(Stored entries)

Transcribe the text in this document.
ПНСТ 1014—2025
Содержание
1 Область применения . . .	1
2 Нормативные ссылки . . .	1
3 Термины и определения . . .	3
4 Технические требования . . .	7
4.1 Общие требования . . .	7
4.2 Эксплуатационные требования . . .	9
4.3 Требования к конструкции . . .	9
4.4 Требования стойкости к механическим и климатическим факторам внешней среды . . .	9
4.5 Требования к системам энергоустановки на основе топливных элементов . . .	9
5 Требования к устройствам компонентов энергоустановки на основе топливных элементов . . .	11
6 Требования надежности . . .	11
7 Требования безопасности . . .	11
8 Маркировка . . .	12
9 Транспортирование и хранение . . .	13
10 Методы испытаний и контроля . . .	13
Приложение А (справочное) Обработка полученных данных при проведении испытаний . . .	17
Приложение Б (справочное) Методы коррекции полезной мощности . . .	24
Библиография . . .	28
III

---

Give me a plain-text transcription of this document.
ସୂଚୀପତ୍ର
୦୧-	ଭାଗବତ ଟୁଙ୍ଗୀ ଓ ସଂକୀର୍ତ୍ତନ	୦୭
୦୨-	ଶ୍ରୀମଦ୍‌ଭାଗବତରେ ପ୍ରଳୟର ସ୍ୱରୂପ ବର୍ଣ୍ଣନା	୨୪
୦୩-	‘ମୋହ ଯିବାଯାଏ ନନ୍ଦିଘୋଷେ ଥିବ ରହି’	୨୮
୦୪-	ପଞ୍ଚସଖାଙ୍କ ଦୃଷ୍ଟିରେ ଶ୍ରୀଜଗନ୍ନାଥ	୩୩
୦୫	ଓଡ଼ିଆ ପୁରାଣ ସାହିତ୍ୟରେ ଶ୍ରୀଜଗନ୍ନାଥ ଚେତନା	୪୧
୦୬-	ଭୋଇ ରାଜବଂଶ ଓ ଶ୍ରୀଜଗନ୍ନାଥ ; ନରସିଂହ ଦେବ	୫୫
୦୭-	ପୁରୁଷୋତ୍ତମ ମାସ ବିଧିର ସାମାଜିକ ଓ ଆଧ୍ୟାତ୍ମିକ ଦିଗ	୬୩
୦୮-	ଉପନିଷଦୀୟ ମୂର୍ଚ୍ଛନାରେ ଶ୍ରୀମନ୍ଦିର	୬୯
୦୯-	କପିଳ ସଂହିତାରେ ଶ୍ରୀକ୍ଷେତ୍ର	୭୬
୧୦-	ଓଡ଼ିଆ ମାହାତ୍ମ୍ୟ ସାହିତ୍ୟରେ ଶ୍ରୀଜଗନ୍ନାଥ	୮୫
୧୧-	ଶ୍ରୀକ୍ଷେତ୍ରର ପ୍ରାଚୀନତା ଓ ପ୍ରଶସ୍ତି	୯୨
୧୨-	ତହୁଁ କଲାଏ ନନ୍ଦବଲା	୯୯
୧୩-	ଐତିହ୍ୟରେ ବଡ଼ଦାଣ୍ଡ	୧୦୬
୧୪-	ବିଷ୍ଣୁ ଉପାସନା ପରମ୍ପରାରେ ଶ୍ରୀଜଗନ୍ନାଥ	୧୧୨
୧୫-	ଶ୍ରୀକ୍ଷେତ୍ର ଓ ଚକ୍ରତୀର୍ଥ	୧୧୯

---

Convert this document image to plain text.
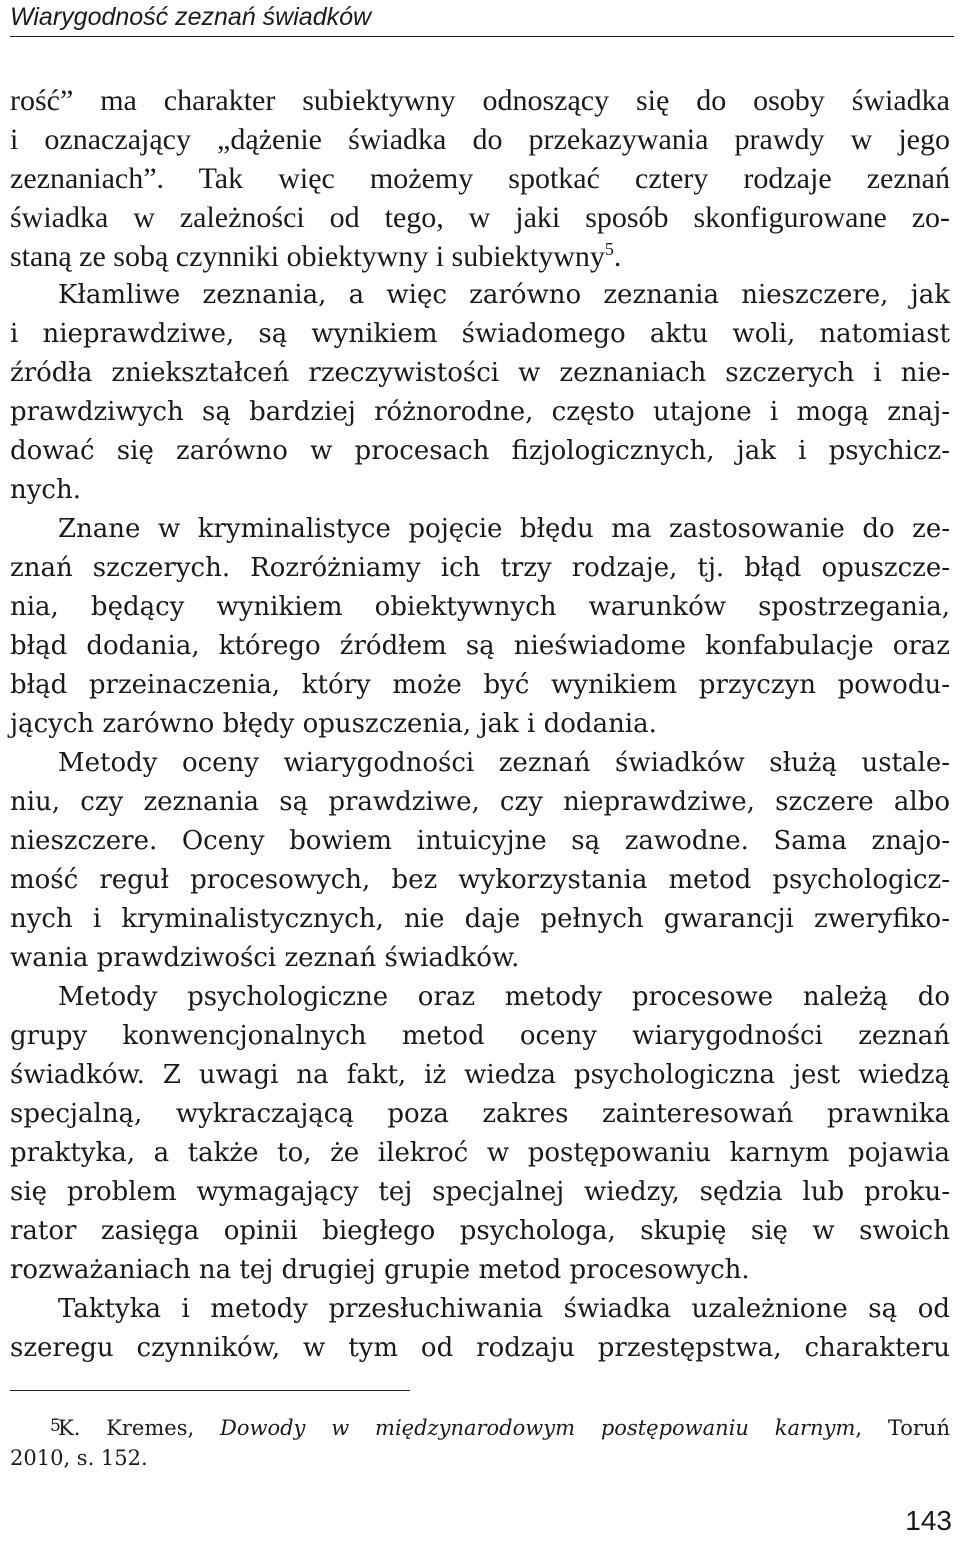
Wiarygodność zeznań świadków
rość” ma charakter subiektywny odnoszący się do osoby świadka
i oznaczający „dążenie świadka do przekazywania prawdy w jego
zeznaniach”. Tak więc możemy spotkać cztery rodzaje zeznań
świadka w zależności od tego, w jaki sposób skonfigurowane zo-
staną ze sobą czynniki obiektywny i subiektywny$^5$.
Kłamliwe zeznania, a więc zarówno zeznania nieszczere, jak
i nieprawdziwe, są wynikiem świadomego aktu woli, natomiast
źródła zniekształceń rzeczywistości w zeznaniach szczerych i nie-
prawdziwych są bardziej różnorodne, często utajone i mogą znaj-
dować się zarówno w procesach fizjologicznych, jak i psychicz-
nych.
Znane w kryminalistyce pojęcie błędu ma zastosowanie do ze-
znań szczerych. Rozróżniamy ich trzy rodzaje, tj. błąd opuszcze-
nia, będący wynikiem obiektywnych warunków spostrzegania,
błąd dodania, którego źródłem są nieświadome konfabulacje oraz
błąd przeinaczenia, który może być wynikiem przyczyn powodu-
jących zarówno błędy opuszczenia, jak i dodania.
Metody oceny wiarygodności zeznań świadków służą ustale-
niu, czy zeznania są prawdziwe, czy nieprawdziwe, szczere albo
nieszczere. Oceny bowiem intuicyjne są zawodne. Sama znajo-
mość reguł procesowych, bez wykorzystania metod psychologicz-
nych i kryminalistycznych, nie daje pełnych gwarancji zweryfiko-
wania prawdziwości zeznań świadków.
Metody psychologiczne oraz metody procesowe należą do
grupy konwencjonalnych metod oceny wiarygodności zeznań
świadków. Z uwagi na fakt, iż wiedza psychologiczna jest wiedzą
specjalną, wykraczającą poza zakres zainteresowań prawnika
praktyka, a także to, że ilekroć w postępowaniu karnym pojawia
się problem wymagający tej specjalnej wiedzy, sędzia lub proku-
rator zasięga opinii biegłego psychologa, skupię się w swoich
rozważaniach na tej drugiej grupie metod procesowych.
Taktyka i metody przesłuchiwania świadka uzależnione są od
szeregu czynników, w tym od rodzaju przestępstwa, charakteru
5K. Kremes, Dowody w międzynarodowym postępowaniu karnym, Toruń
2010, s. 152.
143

What to work on.
Looking at the data above, show all lines where the word "świadka" occurs.

The answer.
rość” ma charakter subiektywny odnoszący się do osoby świadka
i oznaczający „dążenie świadka do przekazywania prawdy w jego
świadka w zależności od tego, w jaki sposób skonfigurowane zo-
Taktyka i metody przesłuchiwania świadka uzależnione są od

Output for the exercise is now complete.